◆ Problem description
Locate every line in the records below that contains the word "Статус", and copy each one.

◆ Dataset excerpts
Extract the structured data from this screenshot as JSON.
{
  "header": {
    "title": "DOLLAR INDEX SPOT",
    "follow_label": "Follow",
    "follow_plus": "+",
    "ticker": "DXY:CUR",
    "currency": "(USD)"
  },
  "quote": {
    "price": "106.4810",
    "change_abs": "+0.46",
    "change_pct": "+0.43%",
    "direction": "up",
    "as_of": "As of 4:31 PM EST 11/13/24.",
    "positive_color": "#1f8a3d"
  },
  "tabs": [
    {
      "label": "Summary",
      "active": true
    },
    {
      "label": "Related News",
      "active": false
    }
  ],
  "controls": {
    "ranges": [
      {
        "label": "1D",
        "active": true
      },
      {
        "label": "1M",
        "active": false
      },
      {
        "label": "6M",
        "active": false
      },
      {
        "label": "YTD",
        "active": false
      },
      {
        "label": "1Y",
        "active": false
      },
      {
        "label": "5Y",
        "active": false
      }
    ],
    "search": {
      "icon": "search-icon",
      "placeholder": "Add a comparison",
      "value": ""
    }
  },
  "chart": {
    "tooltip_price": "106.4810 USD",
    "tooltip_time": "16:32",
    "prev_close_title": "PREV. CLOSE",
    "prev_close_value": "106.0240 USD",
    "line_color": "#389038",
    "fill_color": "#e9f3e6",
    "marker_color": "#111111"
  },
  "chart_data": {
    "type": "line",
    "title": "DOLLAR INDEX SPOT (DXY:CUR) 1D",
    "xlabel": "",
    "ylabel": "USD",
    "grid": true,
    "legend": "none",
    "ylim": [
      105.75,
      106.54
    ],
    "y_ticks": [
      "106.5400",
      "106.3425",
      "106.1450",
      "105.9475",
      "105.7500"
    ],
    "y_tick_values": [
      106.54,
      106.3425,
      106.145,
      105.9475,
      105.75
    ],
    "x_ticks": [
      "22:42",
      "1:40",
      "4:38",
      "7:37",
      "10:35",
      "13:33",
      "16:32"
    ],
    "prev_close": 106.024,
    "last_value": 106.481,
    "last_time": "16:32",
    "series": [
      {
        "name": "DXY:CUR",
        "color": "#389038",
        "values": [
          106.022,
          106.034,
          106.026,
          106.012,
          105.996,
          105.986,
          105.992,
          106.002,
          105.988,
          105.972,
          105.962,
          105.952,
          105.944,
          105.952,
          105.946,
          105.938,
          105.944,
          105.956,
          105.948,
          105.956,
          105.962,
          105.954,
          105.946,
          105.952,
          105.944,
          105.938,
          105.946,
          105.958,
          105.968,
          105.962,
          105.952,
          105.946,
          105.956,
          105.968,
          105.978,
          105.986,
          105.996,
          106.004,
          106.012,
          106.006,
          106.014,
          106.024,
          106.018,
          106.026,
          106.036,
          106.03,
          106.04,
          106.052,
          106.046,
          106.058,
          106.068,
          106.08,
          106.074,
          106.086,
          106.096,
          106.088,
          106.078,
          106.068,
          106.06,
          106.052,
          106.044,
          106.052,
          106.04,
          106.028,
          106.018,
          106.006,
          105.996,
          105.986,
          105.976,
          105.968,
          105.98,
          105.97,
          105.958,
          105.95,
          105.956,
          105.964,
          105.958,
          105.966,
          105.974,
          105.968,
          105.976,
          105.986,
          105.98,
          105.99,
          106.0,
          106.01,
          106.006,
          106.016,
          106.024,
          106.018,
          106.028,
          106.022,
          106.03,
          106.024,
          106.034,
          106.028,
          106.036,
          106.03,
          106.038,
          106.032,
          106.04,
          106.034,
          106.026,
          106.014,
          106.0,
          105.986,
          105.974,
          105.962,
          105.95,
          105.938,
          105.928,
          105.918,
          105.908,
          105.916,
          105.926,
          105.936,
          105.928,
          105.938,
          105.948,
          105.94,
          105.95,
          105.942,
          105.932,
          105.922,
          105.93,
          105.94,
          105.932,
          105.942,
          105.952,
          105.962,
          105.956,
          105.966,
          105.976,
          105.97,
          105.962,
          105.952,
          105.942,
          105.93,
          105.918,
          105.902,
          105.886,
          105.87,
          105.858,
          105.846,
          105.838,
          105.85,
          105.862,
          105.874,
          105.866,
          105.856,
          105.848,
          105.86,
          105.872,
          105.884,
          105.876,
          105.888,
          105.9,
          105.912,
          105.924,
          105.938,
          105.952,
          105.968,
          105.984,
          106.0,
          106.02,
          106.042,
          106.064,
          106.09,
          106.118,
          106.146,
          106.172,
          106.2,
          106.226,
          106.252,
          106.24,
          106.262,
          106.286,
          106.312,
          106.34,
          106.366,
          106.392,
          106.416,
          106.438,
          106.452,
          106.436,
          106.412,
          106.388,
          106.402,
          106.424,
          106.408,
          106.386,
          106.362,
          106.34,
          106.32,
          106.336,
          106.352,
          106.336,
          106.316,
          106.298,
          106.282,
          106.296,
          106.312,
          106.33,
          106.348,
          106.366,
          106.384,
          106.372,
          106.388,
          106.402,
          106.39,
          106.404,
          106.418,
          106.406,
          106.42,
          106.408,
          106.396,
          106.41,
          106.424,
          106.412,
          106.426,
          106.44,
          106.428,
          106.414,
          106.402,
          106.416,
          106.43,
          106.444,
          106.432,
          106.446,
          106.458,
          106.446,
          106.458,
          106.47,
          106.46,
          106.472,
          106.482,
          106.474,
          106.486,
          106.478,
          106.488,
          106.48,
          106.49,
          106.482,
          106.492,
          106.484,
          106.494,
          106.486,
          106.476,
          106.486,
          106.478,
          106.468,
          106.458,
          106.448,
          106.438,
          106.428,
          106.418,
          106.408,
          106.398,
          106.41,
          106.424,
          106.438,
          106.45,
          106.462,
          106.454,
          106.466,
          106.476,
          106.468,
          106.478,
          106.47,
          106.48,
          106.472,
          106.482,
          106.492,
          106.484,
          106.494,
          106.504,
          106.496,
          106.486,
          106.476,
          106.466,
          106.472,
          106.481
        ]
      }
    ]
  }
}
==
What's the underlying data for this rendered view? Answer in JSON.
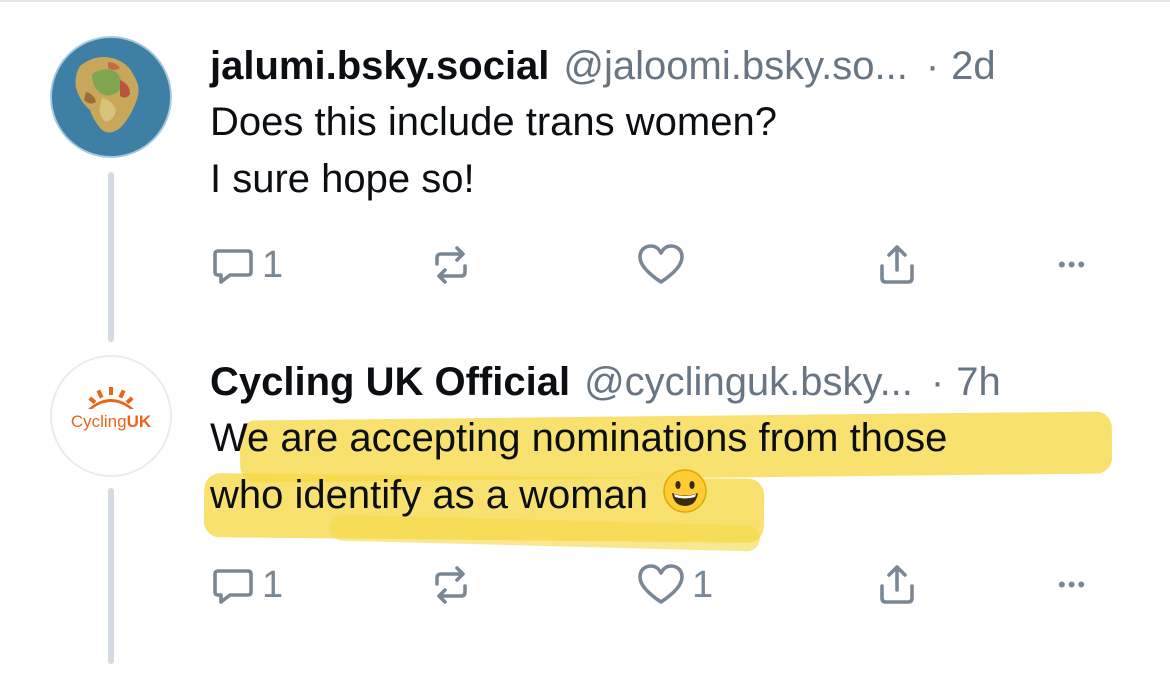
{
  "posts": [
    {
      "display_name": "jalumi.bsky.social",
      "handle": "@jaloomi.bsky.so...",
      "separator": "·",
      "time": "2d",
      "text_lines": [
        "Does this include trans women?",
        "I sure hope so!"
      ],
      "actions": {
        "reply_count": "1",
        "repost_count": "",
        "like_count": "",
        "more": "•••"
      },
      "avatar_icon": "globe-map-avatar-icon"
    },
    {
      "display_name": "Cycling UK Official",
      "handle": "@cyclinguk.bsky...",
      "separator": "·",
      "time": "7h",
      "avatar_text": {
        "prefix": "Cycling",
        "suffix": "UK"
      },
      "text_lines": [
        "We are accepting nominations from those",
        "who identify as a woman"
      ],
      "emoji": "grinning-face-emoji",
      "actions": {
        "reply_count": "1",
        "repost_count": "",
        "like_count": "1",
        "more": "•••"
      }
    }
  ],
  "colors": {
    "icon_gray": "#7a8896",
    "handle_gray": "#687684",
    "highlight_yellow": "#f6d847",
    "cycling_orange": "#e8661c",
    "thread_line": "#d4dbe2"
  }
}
==
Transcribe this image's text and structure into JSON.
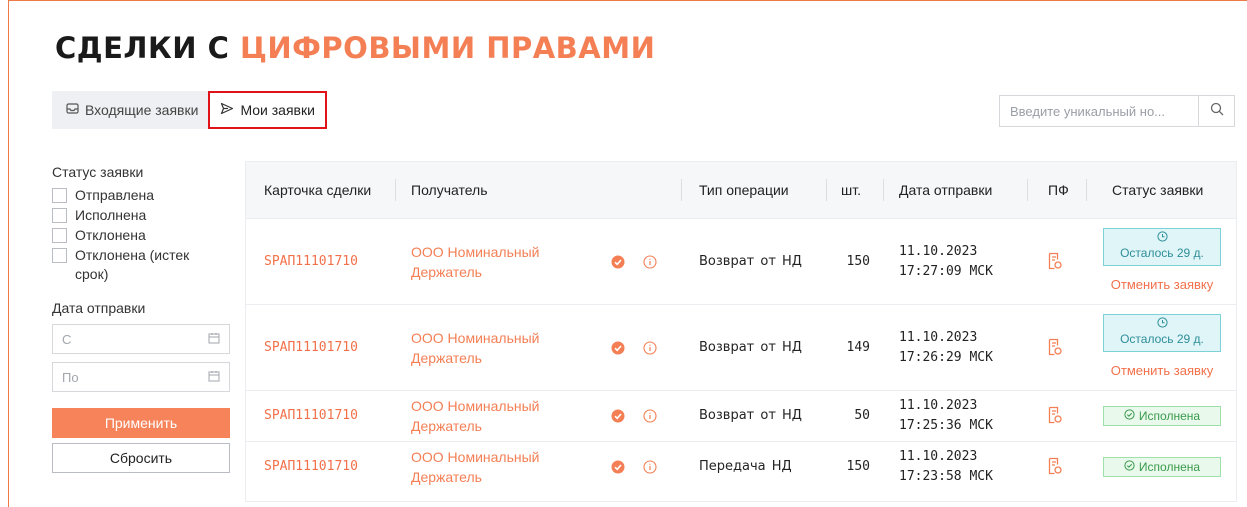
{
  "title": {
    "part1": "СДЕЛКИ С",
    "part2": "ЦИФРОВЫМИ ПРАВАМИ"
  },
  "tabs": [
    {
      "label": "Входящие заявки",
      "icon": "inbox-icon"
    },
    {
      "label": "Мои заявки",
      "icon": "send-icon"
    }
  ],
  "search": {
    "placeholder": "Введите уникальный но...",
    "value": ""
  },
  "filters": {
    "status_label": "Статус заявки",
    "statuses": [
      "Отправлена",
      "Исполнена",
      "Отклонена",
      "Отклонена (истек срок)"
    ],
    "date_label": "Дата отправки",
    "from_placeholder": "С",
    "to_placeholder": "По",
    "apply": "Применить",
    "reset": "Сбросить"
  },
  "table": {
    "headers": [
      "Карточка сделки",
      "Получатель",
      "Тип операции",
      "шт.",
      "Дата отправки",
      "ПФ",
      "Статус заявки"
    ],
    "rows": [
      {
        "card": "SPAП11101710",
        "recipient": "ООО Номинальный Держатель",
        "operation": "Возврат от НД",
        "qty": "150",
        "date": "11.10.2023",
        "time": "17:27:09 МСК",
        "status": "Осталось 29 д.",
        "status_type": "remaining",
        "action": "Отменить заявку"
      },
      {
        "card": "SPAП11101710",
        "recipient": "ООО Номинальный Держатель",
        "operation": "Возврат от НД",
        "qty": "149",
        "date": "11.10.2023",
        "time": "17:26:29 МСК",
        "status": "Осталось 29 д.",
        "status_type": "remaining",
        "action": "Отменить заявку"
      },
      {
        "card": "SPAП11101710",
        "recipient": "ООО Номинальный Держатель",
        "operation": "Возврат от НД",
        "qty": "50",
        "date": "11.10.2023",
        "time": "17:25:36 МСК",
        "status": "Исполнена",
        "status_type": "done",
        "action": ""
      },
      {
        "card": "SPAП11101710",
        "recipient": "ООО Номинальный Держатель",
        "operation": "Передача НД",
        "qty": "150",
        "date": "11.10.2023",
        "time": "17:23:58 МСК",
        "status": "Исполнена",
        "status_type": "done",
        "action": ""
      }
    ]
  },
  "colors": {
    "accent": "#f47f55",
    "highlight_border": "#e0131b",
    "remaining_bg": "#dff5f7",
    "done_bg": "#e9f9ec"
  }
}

◆ Output
    "status_label": "Статус заявки",
      "Статус заявки"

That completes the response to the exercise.